* **INSTRUCTION**:
Each line that holds the string "this" counts once; say how many such lines there are and add nothing.

[Items listed in a dataset]
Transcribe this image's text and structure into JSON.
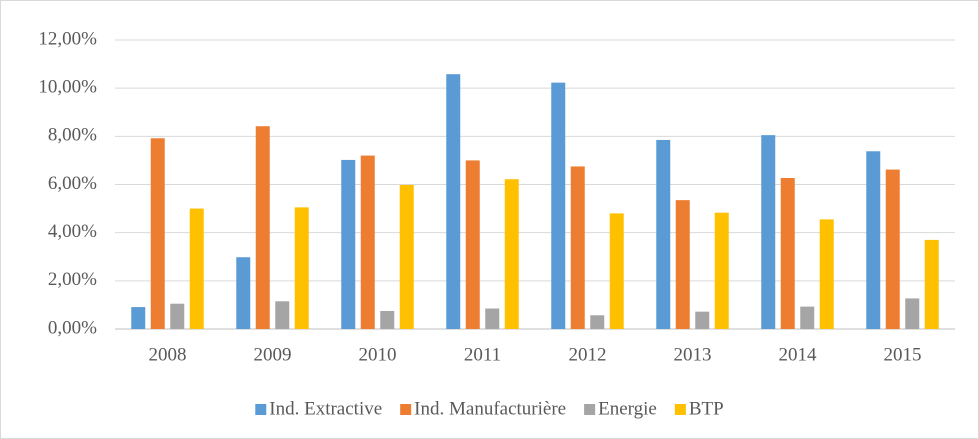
{
  "chart_data": {
    "type": "bar",
    "categories": [
      "2008",
      "2009",
      "2010",
      "2011",
      "2012",
      "2013",
      "2014",
      "2015"
    ],
    "series": [
      {
        "name": "Ind. Extractive",
        "color": "#5b9bd5",
        "values": [
          0.91,
          2.98,
          7.02,
          10.58,
          10.23,
          7.85,
          8.05,
          7.38
        ]
      },
      {
        "name": "Ind. Manufacturière",
        "color": "#ed7d31",
        "values": [
          7.92,
          8.42,
          7.2,
          7.0,
          6.75,
          5.35,
          6.27,
          6.62
        ]
      },
      {
        "name": "Energie",
        "color": "#a5a5a5",
        "values": [
          1.05,
          1.15,
          0.75,
          0.85,
          0.57,
          0.72,
          0.93,
          1.27
        ]
      },
      {
        "name": "BTP",
        "color": "#ffc000",
        "values": [
          5.0,
          5.05,
          5.98,
          6.22,
          4.8,
          4.83,
          4.55,
          3.7
        ]
      }
    ],
    "ylim": [
      0,
      12
    ],
    "yticks": [
      {
        "value": 0,
        "label": "0,00%"
      },
      {
        "value": 2,
        "label": "2,00%"
      },
      {
        "value": 4,
        "label": "4,00%"
      },
      {
        "value": 6,
        "label": "6,00%"
      },
      {
        "value": 8,
        "label": "8,00%"
      },
      {
        "value": 10,
        "label": "10,00%"
      },
      {
        "value": 12,
        "label": "12,00%"
      }
    ],
    "grid": true,
    "legend": "bottom"
  }
}
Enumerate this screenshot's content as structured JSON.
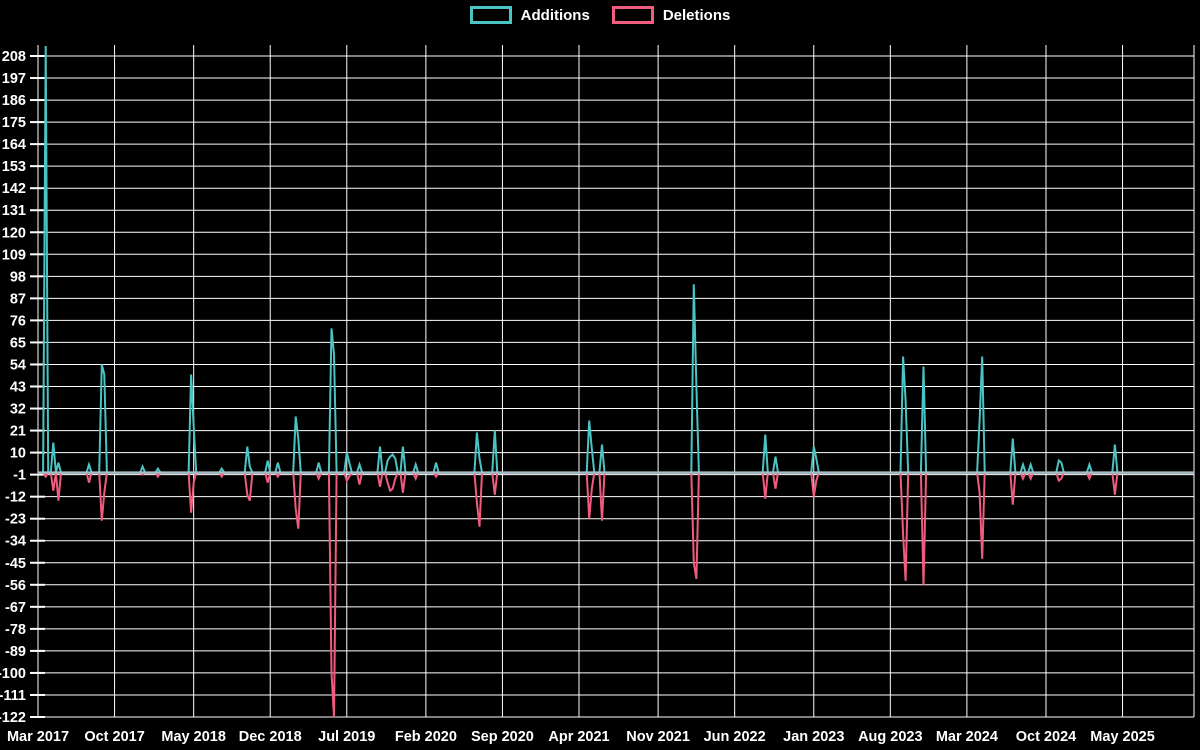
{
  "legend": {
    "items": [
      {
        "label": "Additions",
        "color": "#4cc3c3"
      },
      {
        "label": "Deletions",
        "color": "#f05c7e"
      }
    ]
  },
  "chart_data": {
    "type": "line",
    "legend_position": "top-center",
    "grid": true,
    "background": "#000000",
    "grid_color": "#ffffff",
    "baseline_color": "#a8bec6",
    "series": [
      {
        "name": "Additions",
        "color": "#4cc3c3"
      },
      {
        "name": "Deletions",
        "color": "#f05c7e"
      }
    ],
    "y_axis": {
      "min": -122,
      "max": 208,
      "tick_step": 11,
      "ticks": [
        208,
        197,
        186,
        175,
        164,
        153,
        142,
        131,
        120,
        109,
        98,
        87,
        76,
        65,
        54,
        43,
        32,
        21,
        10,
        -1,
        -12,
        -23,
        -34,
        -45,
        -56,
        -67,
        -78,
        -89,
        -100,
        -111,
        -122
      ]
    },
    "x_axis": {
      "total_weeks": 453,
      "labels": [
        {
          "label": "Mar 2017",
          "week": 0
        },
        {
          "label": "Oct 2017",
          "week": 30
        },
        {
          "label": "May 2018",
          "week": 61
        },
        {
          "label": "Dec 2018",
          "week": 91
        },
        {
          "label": "Jul 2019",
          "week": 121
        },
        {
          "label": "Feb 2020",
          "week": 152
        },
        {
          "label": "Sep 2020",
          "week": 182
        },
        {
          "label": "Apr 2021",
          "week": 212
        },
        {
          "label": "Nov 2021",
          "week": 243
        },
        {
          "label": "Jun 2022",
          "week": 273
        },
        {
          "label": "Jan 2023",
          "week": 304
        },
        {
          "label": "Aug 2023",
          "week": 334
        },
        {
          "label": "Mar 2024",
          "week": 364
        },
        {
          "label": "Oct 2024",
          "week": 395
        },
        {
          "label": "May 2025",
          "week": 425
        }
      ]
    },
    "default_additions": 0,
    "default_deletions": 0,
    "weekly_points": [
      {
        "week": 3,
        "additions": 213,
        "deletions": -2
      },
      {
        "week": 6,
        "additions": 15,
        "deletions": -9
      },
      {
        "week": 8,
        "additions": 5,
        "deletions": -14
      },
      {
        "week": 20,
        "additions": 4,
        "deletions": -5
      },
      {
        "week": 25,
        "additions": 54,
        "deletions": -24
      },
      {
        "week": 26,
        "additions": 49,
        "deletions": -10
      },
      {
        "week": 41,
        "additions": 3,
        "deletions": -1
      },
      {
        "week": 47,
        "additions": 2,
        "deletions": -2
      },
      {
        "week": 60,
        "additions": 49,
        "deletions": -20
      },
      {
        "week": 61,
        "additions": 23,
        "deletions": -5
      },
      {
        "week": 72,
        "additions": 2,
        "deletions": -2
      },
      {
        "week": 82,
        "additions": 13,
        "deletions": -11
      },
      {
        "week": 83,
        "additions": 3,
        "deletions": -14
      },
      {
        "week": 90,
        "additions": 6,
        "deletions": -5
      },
      {
        "week": 94,
        "additions": 5,
        "deletions": -2
      },
      {
        "week": 101,
        "additions": 28,
        "deletions": -18
      },
      {
        "week": 102,
        "additions": 17,
        "deletions": -28
      },
      {
        "week": 110,
        "additions": 5,
        "deletions": -3
      },
      {
        "week": 115,
        "additions": 72,
        "deletions": -100
      },
      {
        "week": 116,
        "additions": 59,
        "deletions": -122
      },
      {
        "week": 121,
        "additions": 10,
        "deletions": -4
      },
      {
        "week": 122,
        "additions": 5,
        "deletions": -2
      },
      {
        "week": 126,
        "additions": 4,
        "deletions": -6
      },
      {
        "week": 134,
        "additions": 13,
        "deletions": -7
      },
      {
        "week": 137,
        "additions": 6,
        "deletions": -5
      },
      {
        "week": 138,
        "additions": 8,
        "deletions": -9
      },
      {
        "week": 139,
        "additions": 9,
        "deletions": -8
      },
      {
        "week": 140,
        "additions": 7,
        "deletions": -3
      },
      {
        "week": 143,
        "additions": 13,
        "deletions": -10
      },
      {
        "week": 148,
        "additions": 4,
        "deletions": -3
      },
      {
        "week": 156,
        "additions": 5,
        "deletions": -2
      },
      {
        "week": 172,
        "additions": 20,
        "deletions": -15
      },
      {
        "week": 173,
        "additions": 7,
        "deletions": -27
      },
      {
        "week": 179,
        "additions": 21,
        "deletions": -11
      },
      {
        "week": 216,
        "additions": 26,
        "deletions": -23
      },
      {
        "week": 217,
        "additions": 12,
        "deletions": -8
      },
      {
        "week": 221,
        "additions": 14,
        "deletions": -24
      },
      {
        "week": 257,
        "additions": 94,
        "deletions": -45
      },
      {
        "week": 258,
        "additions": 43,
        "deletions": -53
      },
      {
        "week": 285,
        "additions": 19,
        "deletions": -13
      },
      {
        "week": 289,
        "additions": 8,
        "deletions": -8
      },
      {
        "week": 304,
        "additions": 13,
        "deletions": -12
      },
      {
        "week": 305,
        "additions": 7,
        "deletions": -4
      },
      {
        "week": 339,
        "additions": 58,
        "deletions": -31
      },
      {
        "week": 340,
        "additions": 36,
        "deletions": -54
      },
      {
        "week": 347,
        "additions": 53,
        "deletions": -56
      },
      {
        "week": 369,
        "additions": 26,
        "deletions": -10
      },
      {
        "week": 370,
        "additions": 58,
        "deletions": -43
      },
      {
        "week": 382,
        "additions": 17,
        "deletions": -16
      },
      {
        "week": 386,
        "additions": 4,
        "deletions": -3
      },
      {
        "week": 389,
        "additions": 4,
        "deletions": -3
      },
      {
        "week": 400,
        "additions": 6,
        "deletions": -4
      },
      {
        "week": 401,
        "additions": 5,
        "deletions": -3
      },
      {
        "week": 412,
        "additions": 4,
        "deletions": -3
      },
      {
        "week": 422,
        "additions": 14,
        "deletions": -11
      }
    ]
  }
}
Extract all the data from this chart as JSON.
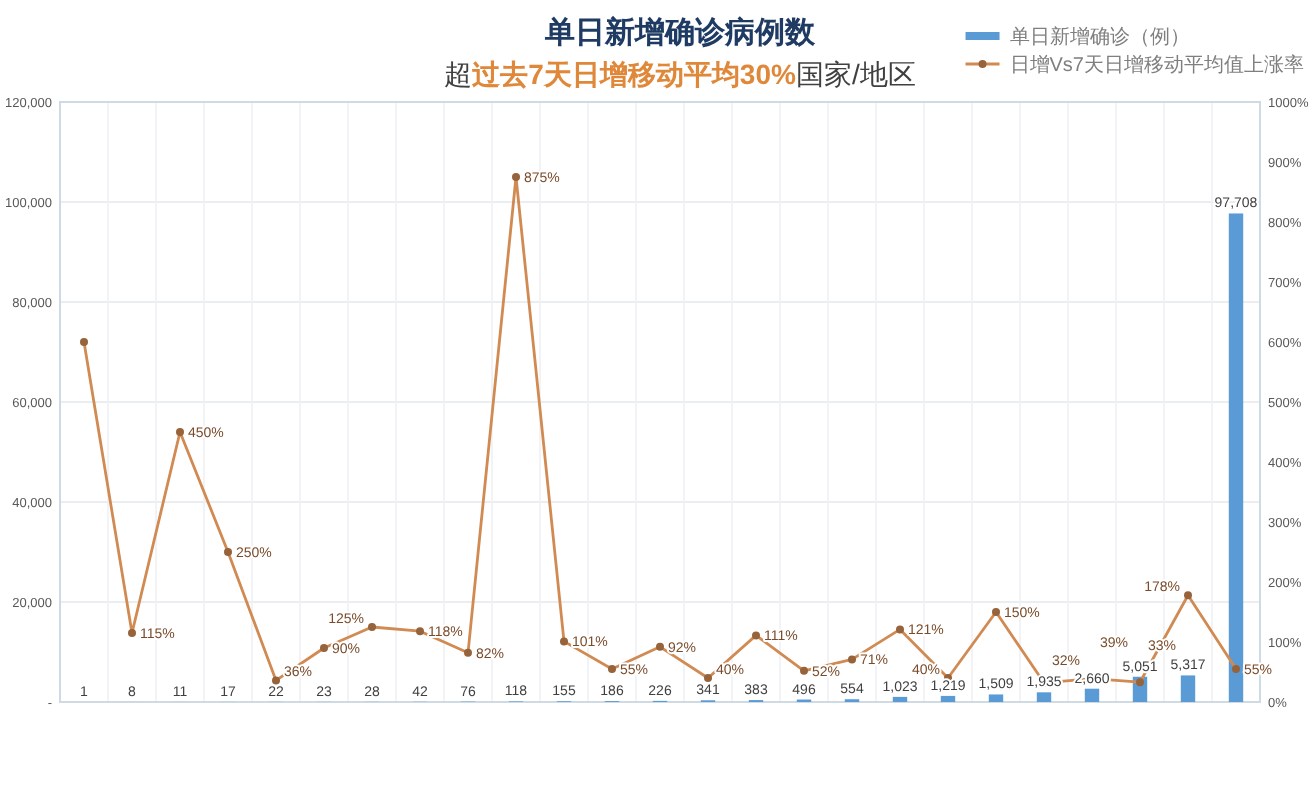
{
  "chart_data": {
    "type": "bar",
    "title": "单日新增确诊病例数",
    "subtitle": "超**过去7天日增移动平均30%**国家/地区",
    "categories": [
      null,
      null,
      null,
      null,
      null,
      null,
      null,
      null,
      null,
      null,
      null,
      null,
      null,
      null,
      null,
      null,
      null,
      null,
      null,
      null,
      null,
      null,
      null,
      null,
      null
    ],
    "ylim": [
      0,
      120000
    ],
    "yticks": [
      {
        "value": 0,
        "label": "-"
      },
      {
        "value": 20000,
        "label": "20,000"
      },
      {
        "value": 40000,
        "label": "40,000"
      },
      {
        "value": 60000,
        "label": "60,000"
      },
      {
        "value": 80000,
        "label": "80,000"
      },
      {
        "value": 100000,
        "label": "100,000"
      },
      {
        "value": 120000,
        "label": "120,000"
      }
    ],
    "y2lim": [
      0,
      1000
    ],
    "y2ticks": [
      {
        "value": 0,
        "label": "0%"
      },
      {
        "value": 100,
        "label": "100%"
      },
      {
        "value": 200,
        "label": "200%"
      },
      {
        "value": 300,
        "label": "300%"
      },
      {
        "value": 400,
        "label": "400%"
      },
      {
        "value": 500,
        "label": "500%"
      },
      {
        "value": 600,
        "label": "600%"
      },
      {
        "value": 700,
        "label": "700%"
      },
      {
        "value": 800,
        "label": "800%"
      },
      {
        "value": 900,
        "label": "900%"
      },
      {
        "value": 1000,
        "label": "1000%"
      }
    ],
    "grid": true,
    "legend": "top right",
    "series": [
      {
        "name": "单日新增确诊（例）",
        "color": "#5b9bd5",
        "values": [
          1,
          8,
          11,
          17,
          22,
          23,
          28,
          42,
          76,
          118,
          155,
          186,
          226,
          341,
          383,
          496,
          554,
          1023,
          1219,
          1509,
          1935,
          2660,
          5051,
          5317,
          97708
        ],
        "value_labels": [
          "1",
          "8",
          "11",
          "17",
          "22",
          "23",
          "28",
          "42",
          "76",
          "118",
          "155",
          "186",
          "226",
          "341",
          "383",
          "496",
          "554",
          "1,023",
          "1,219",
          "1,509",
          "1,935",
          "2,660",
          "5,051",
          "5,317",
          "97,708"
        ]
      },
      {
        "name": "日增Vs7天日增移动平均值上涨率",
        "type": "line",
        "axis": "y2",
        "color": "#d08a52",
        "marker": "circle",
        "values": [
          600,
          115,
          450,
          250,
          36,
          90,
          125,
          118,
          82,
          875,
          101,
          55,
          92,
          40,
          111,
          52,
          71,
          121,
          40,
          150,
          32,
          39,
          33,
          178,
          55
        ],
        "value_labels": [
          null,
          "115%",
          "450%",
          "250%",
          "36%",
          "90%",
          "125%",
          "118%",
          "82%",
          "875%",
          "101%",
          "55%",
          "92%",
          "40%",
          "111%",
          "52%",
          "71%",
          "121%",
          "40%",
          "150%",
          "32%",
          "39%",
          "33%",
          "178%",
          "55%"
        ]
      }
    ]
  }
}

* **FINAL RESULT**:
3